■ Data rows:
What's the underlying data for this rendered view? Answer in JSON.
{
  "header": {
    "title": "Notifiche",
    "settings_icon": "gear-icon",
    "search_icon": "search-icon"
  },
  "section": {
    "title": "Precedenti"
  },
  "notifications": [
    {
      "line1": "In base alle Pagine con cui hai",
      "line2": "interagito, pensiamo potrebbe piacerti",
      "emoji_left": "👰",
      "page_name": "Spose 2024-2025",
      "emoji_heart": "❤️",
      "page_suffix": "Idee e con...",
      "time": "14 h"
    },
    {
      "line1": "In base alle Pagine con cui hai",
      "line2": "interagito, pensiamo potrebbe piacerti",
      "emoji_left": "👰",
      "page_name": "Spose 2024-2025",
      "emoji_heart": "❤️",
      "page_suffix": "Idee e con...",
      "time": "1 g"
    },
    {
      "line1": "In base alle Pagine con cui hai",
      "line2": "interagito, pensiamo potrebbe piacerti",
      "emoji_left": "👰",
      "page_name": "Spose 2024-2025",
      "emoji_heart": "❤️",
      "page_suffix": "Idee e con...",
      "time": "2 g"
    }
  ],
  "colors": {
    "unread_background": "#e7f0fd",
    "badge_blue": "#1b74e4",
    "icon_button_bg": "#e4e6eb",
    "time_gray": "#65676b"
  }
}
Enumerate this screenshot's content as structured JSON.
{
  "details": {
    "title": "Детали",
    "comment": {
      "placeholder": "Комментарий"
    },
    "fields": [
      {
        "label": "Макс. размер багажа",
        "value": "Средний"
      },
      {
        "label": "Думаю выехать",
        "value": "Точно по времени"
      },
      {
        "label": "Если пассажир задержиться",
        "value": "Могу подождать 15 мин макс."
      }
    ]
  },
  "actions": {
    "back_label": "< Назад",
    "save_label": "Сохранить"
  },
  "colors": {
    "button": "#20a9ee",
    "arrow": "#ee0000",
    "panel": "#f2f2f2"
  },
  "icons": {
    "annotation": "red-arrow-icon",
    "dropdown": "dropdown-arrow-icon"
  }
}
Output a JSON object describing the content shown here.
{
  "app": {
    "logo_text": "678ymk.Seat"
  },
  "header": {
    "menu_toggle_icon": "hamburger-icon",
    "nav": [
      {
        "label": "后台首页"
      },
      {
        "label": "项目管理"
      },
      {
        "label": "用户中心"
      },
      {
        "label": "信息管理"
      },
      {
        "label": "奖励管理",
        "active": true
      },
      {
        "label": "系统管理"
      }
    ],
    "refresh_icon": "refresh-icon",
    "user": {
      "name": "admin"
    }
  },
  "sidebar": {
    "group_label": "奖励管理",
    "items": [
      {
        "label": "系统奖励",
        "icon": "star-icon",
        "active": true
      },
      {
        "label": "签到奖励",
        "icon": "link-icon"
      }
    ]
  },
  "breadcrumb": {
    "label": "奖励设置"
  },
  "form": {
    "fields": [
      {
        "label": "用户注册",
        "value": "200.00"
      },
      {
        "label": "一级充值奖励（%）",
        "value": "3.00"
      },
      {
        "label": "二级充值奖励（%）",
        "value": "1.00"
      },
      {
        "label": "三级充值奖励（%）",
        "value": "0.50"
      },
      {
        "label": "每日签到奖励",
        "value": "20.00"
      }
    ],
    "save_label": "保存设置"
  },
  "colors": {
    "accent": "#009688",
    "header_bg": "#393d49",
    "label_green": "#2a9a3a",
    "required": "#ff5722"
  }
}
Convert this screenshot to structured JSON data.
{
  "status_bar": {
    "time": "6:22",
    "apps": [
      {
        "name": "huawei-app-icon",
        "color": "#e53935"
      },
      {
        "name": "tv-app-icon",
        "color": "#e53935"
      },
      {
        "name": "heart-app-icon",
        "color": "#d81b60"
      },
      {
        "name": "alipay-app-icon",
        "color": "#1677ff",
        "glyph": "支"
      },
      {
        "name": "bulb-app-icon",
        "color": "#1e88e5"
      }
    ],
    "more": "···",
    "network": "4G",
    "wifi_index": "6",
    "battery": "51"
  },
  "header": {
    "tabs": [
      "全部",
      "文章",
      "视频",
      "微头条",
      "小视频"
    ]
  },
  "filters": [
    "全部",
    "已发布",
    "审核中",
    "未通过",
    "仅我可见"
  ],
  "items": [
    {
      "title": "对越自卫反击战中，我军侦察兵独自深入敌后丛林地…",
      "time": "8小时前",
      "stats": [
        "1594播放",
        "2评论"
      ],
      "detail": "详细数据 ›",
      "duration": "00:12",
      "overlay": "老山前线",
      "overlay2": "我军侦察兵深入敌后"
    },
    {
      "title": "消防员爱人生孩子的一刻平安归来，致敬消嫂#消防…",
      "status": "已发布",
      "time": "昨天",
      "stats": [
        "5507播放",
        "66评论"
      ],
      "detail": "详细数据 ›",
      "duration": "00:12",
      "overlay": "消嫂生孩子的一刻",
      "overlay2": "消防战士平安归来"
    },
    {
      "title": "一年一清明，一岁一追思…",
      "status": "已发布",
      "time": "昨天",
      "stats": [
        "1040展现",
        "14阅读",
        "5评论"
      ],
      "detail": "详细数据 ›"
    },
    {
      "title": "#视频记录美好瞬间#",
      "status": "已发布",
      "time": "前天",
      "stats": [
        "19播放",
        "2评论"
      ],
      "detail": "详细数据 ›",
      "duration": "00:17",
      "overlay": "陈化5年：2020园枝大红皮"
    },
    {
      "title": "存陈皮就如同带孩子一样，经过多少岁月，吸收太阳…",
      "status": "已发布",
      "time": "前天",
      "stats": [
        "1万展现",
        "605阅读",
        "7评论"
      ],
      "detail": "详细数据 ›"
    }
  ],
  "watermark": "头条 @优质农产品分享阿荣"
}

■ Short problem:
Copy out the full material exactly as it appears.

■ Written answer:
What's the underlying data for this rendered view? Answer in JSON.
{
  "header": {
    "title": "Notifiche",
    "settings_icon": "gear-icon",
    "search_icon": "search-icon"
  },
  "section": {
    "title": "Precedenti"
  },
  "notifications": [
    {
      "line1": "In base alle Pagine con cui hai",
      "line2": "interagito, pensiamo potrebbe piacerti",
      "emoji_left": "👰",
      "page_name": "Spose 2024-2025",
      "emoji_heart": "❤️",
      "page_suffix": "Idee e con...",
      "time": "14 h"
    },
    {
      "line1": "In base alle Pagine con cui hai",
      "line2": "interagito, pensiamo potrebbe piacerti",
      "emoji_left": "👰",
      "page_name": "Spose 2024-2025",
      "emoji_heart": "❤️",
      "page_suffix": "Idee e con...",
      "time": "1 g"
    },
    {
      "line1": "In base alle Pagine con cui hai",
      "line2": "interagito, pensiamo potrebbe piacerti",
      "emoji_left": "👰",
      "page_name": "Spose 2024-2025",
      "emoji_heart": "❤️",
      "page_suffix": "Idee e con...",
      "time": "2 g"
    }
  ],
  "colors": {
    "unread_background": "#e7f0fd",
    "badge_blue": "#1b74e4",
    "icon_button_bg": "#e4e6eb",
    "time_gray": "#65676b"
  }
}
Enumerate this screenshot's content as structured JSON.
{
  "details": {
    "title": "Детали",
    "comment": {
      "placeholder": "Комментарий"
    },
    "fields": [
      {
        "label": "Макс. размер багажа",
        "value": "Средний"
      },
      {
        "label": "Думаю выехать",
        "value": "Точно по времени"
      },
      {
        "label": "Если пассажир задержиться",
        "value": "Могу подождать 15 мин макс."
      }
    ]
  },
  "actions": {
    "back_label": "< Назад",
    "save_label": "Сохранить"
  },
  "colors": {
    "button": "#20a9ee",
    "arrow": "#ee0000",
    "panel": "#f2f2f2"
  },
  "icons": {
    "annotation": "red-arrow-icon",
    "dropdown": "dropdown-arrow-icon"
  }
}
Output a JSON object describing the content shown here.
{
  "app": {
    "logo_text": "678ymk.Seat"
  },
  "header": {
    "menu_toggle_icon": "hamburger-icon",
    "nav": [
      {
        "label": "后台首页"
      },
      {
        "label": "项目管理"
      },
      {
        "label": "用户中心"
      },
      {
        "label": "信息管理"
      },
      {
        "label": "奖励管理",
        "active": true
      },
      {
        "label": "系统管理"
      }
    ],
    "refresh_icon": "refresh-icon",
    "user": {
      "name": "admin"
    }
  },
  "sidebar": {
    "group_label": "奖励管理",
    "items": [
      {
        "label": "系统奖励",
        "icon": "star-icon",
        "active": true
      },
      {
        "label": "签到奖励",
        "icon": "link-icon"
      }
    ]
  },
  "breadcrumb": {
    "label": "奖励设置"
  },
  "form": {
    "fields": [
      {
        "label": "用户注册",
        "value": "200.00"
      },
      {
        "label": "一级充值奖励（%）",
        "value": "3.00"
      },
      {
        "label": "二级充值奖励（%）",
        "value": "1.00"
      },
      {
        "label": "三级充值奖励（%）",
        "value": "0.50"
      },
      {
        "label": "每日签到奖励",
        "value": "20.00"
      }
    ],
    "save_label": "保存设置"
  },
  "colors": {
    "accent": "#009688",
    "header_bg": "#393d49",
    "label_green": "#2a9a3a",
    "required": "#ff5722"
  }
}
Convert this screenshot to structured JSON data.
{
  "status_bar": {
    "time": "6:22",
    "apps": [
      {
        "name": "huawei-app-icon",
        "color": "#e53935"
      },
      {
        "name": "tv-app-icon",
        "color": "#e53935"
      },
      {
        "name": "heart-app-icon",
        "color": "#d81b60"
      },
      {
        "name": "alipay-app-icon",
        "color": "#1677ff",
        "glyph": "支"
      },
      {
        "name": "bulb-app-icon",
        "color": "#1e88e5"
      }
    ],
    "more": "···",
    "network": "4G",
    "wifi_index": "6",
    "battery": "51"
  },
  "header": {
    "tabs": [
      "全部",
      "文章",
      "视频",
      "微头条",
      "小视频"
    ]
  },
  "filters": [
    "全部",
    "已发布",
    "审核中",
    "未通过",
    "仅我可见"
  ],
  "items": [
    {
      "title": "对越自卫反击战中，我军侦察兵独自深入敌后丛林地…",
      "time": "8小时前",
      "stats": [
        "1594播放",
        "2评论"
      ],
      "detail": "详细数据 ›",
      "duration": "00:12",
      "overlay": "老山前线",
      "overlay2": "我军侦察兵深入敌后"
    },
    {
      "title": "消防员爱人生孩子的一刻平安归来，致敬消嫂#消防…",
      "status": "已发布",
      "time": "昨天",
      "stats": [
        "5507播放",
        "66评论"
      ],
      "detail": "详细数据 ›",
      "duration": "00:12",
      "overlay": "消嫂生孩子的一刻",
      "overlay2": "消防战士平安归来"
    },
    {
      "title": "一年一清明，一岁一追思…",
      "status": "已发布",
      "time": "昨天",
      "stats": [
        "1040展现",
        "14阅读",
        "5评论"
      ],
      "detail": "详细数据 ›"
    },
    {
      "title": "#视频记录美好瞬间#",
      "status": "已发布",
      "time": "前天",
      "stats": [
        "19播放",
        "2评论"
      ],
      "detail": "详细数据 ›",
      "duration": "00:17",
      "overlay": "陈化5年：2020园枝大红皮"
    },
    {
      "title": "存陈皮就如同带孩子一样，经过多少岁月，吸收太阳…",
      "status": "已发布",
      "time": "前天",
      "stats": [
        "1万展现",
        "605阅读",
        "7评论"
      ],
      "detail": "详细数据 ›"
    }
  ],
  "watermark": "头条 @优质农产品分享阿荣"
}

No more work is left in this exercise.